- [What you need to do] Return the records in full, exactly as given.

[START Rows]

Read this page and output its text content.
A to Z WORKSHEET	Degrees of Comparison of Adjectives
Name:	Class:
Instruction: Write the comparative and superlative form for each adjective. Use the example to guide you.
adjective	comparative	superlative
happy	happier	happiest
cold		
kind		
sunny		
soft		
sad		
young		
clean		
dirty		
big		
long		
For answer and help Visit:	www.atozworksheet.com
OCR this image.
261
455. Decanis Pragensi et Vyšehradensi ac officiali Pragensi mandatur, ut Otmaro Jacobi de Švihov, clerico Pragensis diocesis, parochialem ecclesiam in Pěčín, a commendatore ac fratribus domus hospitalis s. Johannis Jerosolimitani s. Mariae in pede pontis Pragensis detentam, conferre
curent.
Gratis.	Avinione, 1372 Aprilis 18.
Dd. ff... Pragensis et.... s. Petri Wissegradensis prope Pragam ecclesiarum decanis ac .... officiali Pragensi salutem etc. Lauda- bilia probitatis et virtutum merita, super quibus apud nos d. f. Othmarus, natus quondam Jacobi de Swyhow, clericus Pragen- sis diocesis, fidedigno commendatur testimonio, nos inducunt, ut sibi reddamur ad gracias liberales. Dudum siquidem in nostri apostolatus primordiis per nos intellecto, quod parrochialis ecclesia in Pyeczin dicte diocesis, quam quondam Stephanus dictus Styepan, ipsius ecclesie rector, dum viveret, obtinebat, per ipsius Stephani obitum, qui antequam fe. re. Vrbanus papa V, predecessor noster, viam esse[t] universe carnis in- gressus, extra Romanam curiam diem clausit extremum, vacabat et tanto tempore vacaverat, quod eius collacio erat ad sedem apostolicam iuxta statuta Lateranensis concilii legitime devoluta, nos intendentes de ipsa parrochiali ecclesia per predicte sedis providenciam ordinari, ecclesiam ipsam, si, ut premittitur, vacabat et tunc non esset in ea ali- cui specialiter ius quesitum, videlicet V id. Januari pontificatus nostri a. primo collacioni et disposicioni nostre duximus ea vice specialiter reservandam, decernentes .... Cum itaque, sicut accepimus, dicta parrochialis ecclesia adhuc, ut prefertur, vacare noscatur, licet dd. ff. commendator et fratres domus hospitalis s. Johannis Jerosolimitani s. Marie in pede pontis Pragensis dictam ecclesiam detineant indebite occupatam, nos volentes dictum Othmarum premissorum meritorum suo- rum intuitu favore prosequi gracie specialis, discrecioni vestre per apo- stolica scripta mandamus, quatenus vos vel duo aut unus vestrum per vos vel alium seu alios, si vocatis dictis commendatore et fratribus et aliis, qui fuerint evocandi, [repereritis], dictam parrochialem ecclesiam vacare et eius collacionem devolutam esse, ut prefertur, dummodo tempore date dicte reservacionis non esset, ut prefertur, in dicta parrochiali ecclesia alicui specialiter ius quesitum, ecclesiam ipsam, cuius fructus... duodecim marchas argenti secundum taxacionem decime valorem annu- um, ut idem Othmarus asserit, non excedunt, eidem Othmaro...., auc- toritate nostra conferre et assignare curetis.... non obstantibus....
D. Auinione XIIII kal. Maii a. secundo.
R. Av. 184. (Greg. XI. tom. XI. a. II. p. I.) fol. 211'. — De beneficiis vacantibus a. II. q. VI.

[END Rows]

- [Final result]
Read this page and output its text content.
A to Z WORKSHEET	Degrees of Comparison of Adjectives
Name:	Class:
Instruction: Write the comparative and superlative form for each adjective. Use the example to guide you.
adjective	comparative	superlative
happy	happier	happiest
cold		
kind		
sunny		
soft		
sad		
young		
clean		
dirty		
big		
long		
For answer and help Visit:	www.atozworksheet.com
OCR this image.
261
455. Decanis Pragensi et Vyšehradensi ac officiali Pragensi mandatur, ut Otmaro Jacobi de Švihov, clerico Pragensis diocesis, parochialem ecclesiam in Pěčín, a commendatore ac fratribus domus hospitalis s. Johannis Jerosolimitani s. Mariae in pede pontis Pragensis detentam, conferre
curent.
Gratis.	Avinione, 1372 Aprilis 18.
Dd. ff... Pragensis et.... s. Petri Wissegradensis prope Pragam ecclesiarum decanis ac .... officiali Pragensi salutem etc. Lauda- bilia probitatis et virtutum merita, super quibus apud nos d. f. Othmarus, natus quondam Jacobi de Swyhow, clericus Pragen- sis diocesis, fidedigno commendatur testimonio, nos inducunt, ut sibi reddamur ad gracias liberales. Dudum siquidem in nostri apostolatus primordiis per nos intellecto, quod parrochialis ecclesia in Pyeczin dicte diocesis, quam quondam Stephanus dictus Styepan, ipsius ecclesie rector, dum viveret, obtinebat, per ipsius Stephani obitum, qui antequam fe. re. Vrbanus papa V, predecessor noster, viam esse[t] universe carnis in- gressus, extra Romanam curiam diem clausit extremum, vacabat et tanto tempore vacaverat, quod eius collacio erat ad sedem apostolicam iuxta statuta Lateranensis concilii legitime devoluta, nos intendentes de ipsa parrochiali ecclesia per predicte sedis providenciam ordinari, ecclesiam ipsam, si, ut premittitur, vacabat et tunc non esset in ea ali- cui specialiter ius quesitum, videlicet V id. Januari pontificatus nostri a. primo collacioni et disposicioni nostre duximus ea vice specialiter reservandam, decernentes .... Cum itaque, sicut accepimus, dicta parrochialis ecclesia adhuc, ut prefertur, vacare noscatur, licet dd. ff. commendator et fratres domus hospitalis s. Johannis Jerosolimitani s. Marie in pede pontis Pragensis dictam ecclesiam detineant indebite occupatam, nos volentes dictum Othmarum premissorum meritorum suo- rum intuitu favore prosequi gracie specialis, discrecioni vestre per apo- stolica scripta mandamus, quatenus vos vel duo aut unus vestrum per vos vel alium seu alios, si vocatis dictis commendatore et fratribus et aliis, qui fuerint evocandi, [repereritis], dictam parrochialem ecclesiam vacare et eius collacionem devolutam esse, ut prefertur, dummodo tempore date dicte reservacionis non esset, ut prefertur, in dicta parrochiali ecclesia alicui specialiter ius quesitum, ecclesiam ipsam, cuius fructus... duodecim marchas argenti secundum taxacionem decime valorem annu- um, ut idem Othmarus asserit, non excedunt, eidem Othmaro...., auc- toritate nostra conferre et assignare curetis.... non obstantibus....
D. Auinione XIIII kal. Maii a. secundo.
R. Av. 184. (Greg. XI. tom. XI. a. II. p. I.) fol. 211'. — De beneficiis vacantibus a. II. q. VI.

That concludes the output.